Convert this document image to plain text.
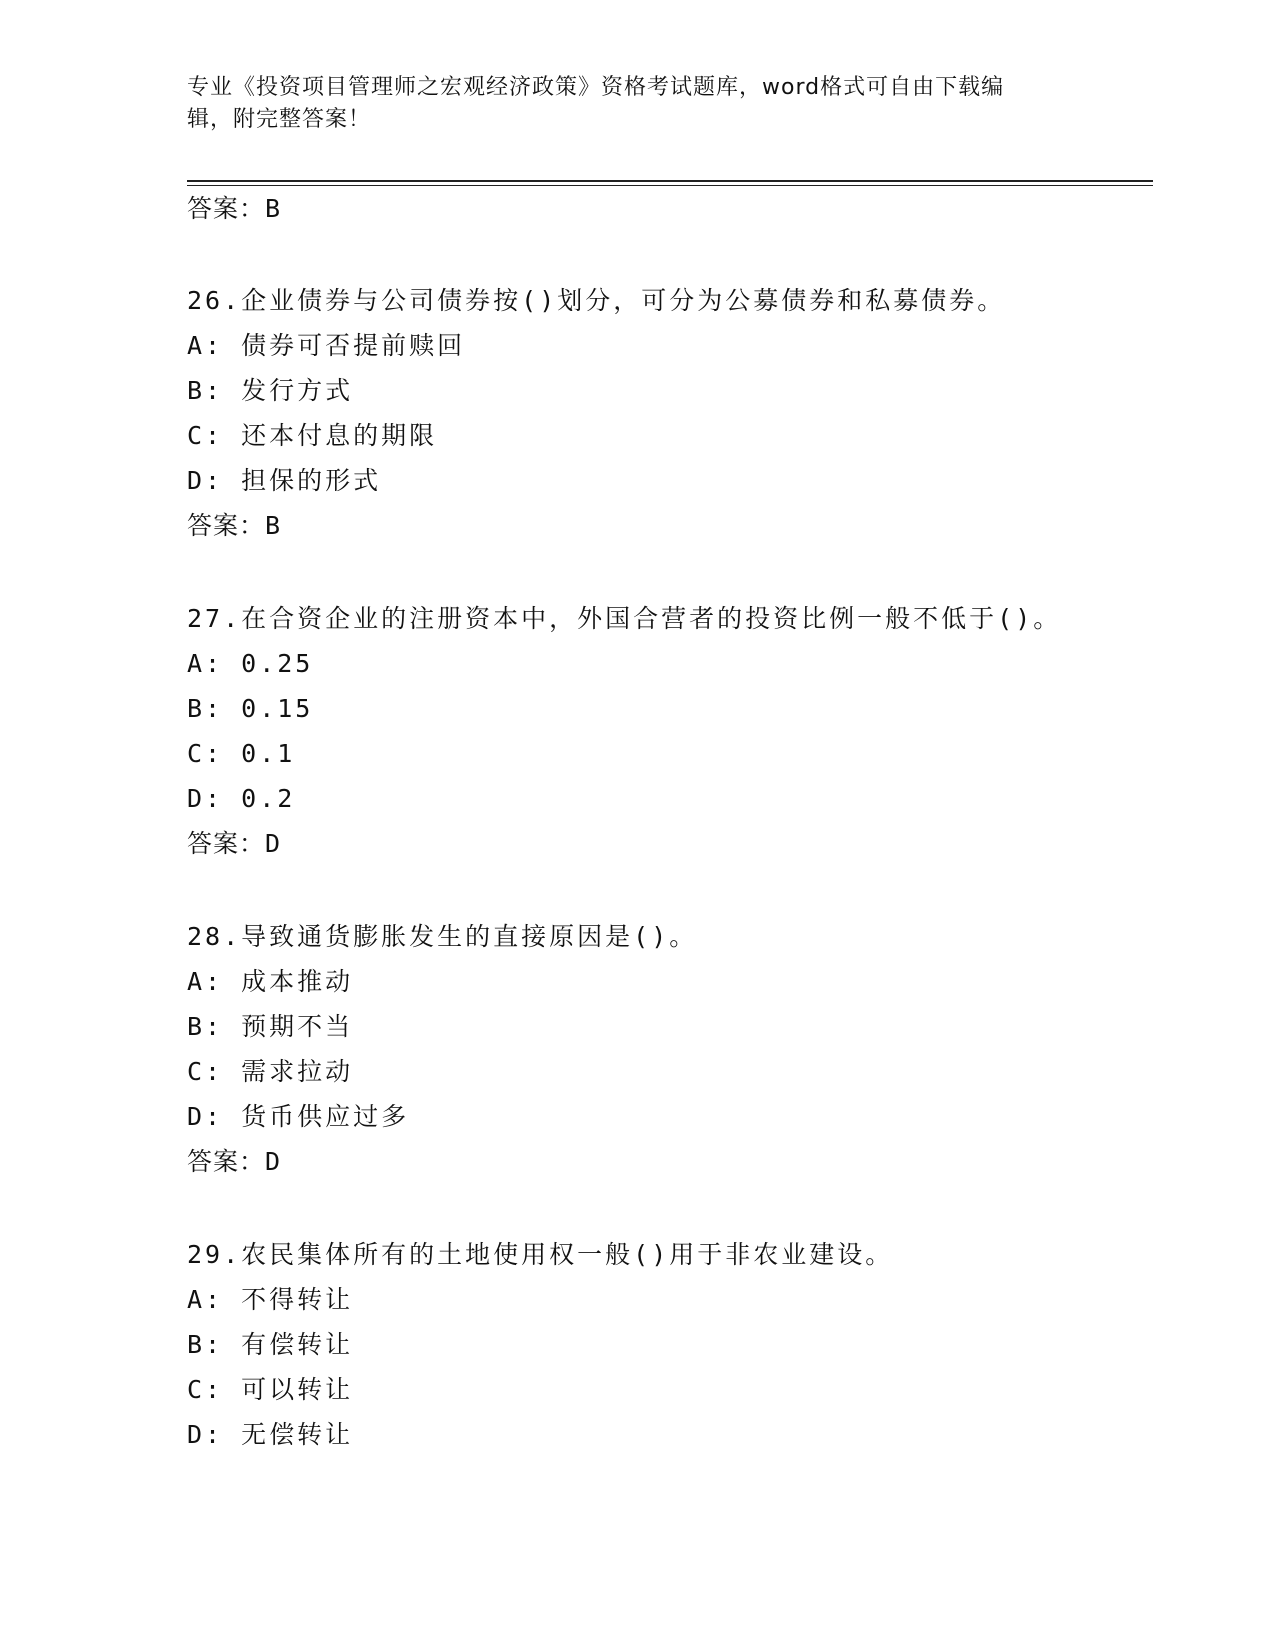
专业《投资项目管理师之宏观经济政策》资格考试题库，word格式可自由下载编
辑，附完整答案！
答案：B
26.企业债券与公司债券按()划分，可分为公募债券和私募债券。
A: 债券可否提前赎回
B: 发行方式
C: 还本付息的期限
D: 担保的形式
答案：B
27.在合资企业的注册资本中，外国合营者的投资比例一般不低于()。
A: 0.25
B: 0.15
C: 0.1
D: 0.2
答案：D
28.导致通货膨胀发生的直接原因是()。
A: 成本推动
B: 预期不当
C: 需求拉动
D: 货币供应过多
答案：D
29.农民集体所有的土地使用权一般()用于非农业建设。
A: 不得转让
B: 有偿转让
C: 可以转让
D: 无偿转让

^^^^^^^^^^^^^^^^

**Objective**
Each line of the data is to be duplicated exactly; pictures stay out of the copy.

**Task solution**
Convert this document image to plain text.
专业《投资项目管理师之宏观经济政策》资格考试题库，word格式可自由下载编
辑，附完整答案！
答案：B
26.企业债券与公司债券按()划分，可分为公募债券和私募债券。
A: 债券可否提前赎回
B: 发行方式
C: 还本付息的期限
D: 担保的形式
答案：B
27.在合资企业的注册资本中，外国合营者的投资比例一般不低于()。
A: 0.25
B: 0.15
C: 0.1
D: 0.2
答案：D
28.导致通货膨胀发生的直接原因是()。
A: 成本推动
B: 预期不当
C: 需求拉动
D: 货币供应过多
答案：D
29.农民集体所有的土地使用权一般()用于非农业建设。
A: 不得转让
B: 有偿转让
C: 可以转让
D: 无偿转让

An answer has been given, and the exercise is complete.